>> start LISTING
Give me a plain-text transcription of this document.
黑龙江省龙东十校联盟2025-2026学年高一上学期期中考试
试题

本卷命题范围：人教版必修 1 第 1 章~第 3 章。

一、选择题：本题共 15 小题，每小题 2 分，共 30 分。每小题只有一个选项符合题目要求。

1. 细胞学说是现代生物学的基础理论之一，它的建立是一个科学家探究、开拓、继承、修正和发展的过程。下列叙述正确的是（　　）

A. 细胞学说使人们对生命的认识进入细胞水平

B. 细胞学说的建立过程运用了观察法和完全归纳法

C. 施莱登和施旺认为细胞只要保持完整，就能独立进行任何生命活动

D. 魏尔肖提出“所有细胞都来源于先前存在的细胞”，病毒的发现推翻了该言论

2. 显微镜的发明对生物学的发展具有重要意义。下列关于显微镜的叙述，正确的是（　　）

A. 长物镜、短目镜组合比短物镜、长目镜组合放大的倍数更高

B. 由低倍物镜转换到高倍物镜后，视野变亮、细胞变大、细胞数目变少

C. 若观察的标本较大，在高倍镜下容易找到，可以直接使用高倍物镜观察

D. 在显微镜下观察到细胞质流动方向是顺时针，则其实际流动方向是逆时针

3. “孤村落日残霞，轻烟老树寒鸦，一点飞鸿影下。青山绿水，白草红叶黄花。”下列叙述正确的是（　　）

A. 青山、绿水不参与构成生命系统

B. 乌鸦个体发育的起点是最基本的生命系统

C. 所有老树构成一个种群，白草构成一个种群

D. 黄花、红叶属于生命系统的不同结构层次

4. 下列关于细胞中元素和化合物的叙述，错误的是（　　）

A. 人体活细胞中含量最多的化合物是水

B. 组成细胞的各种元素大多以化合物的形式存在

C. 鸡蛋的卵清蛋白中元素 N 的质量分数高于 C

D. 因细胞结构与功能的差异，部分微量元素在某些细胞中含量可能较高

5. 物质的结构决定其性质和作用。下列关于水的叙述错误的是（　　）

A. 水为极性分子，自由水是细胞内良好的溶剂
>> end LISTING
Copy out every line in the entries above that holds "下列叙述正确的是".

## FULL ANSWER:
1. 细胞学说是现代生物学的基础理论之一，它的建立是一个科学家探究、开拓、继承、修正和发展的过程。下列叙述正确的是（　　）
3. “孤村落日残霞，轻烟老树寒鸦，一点飞鸿影下。青山绿水，白草红叶黄花。”下列叙述正确的是（　　）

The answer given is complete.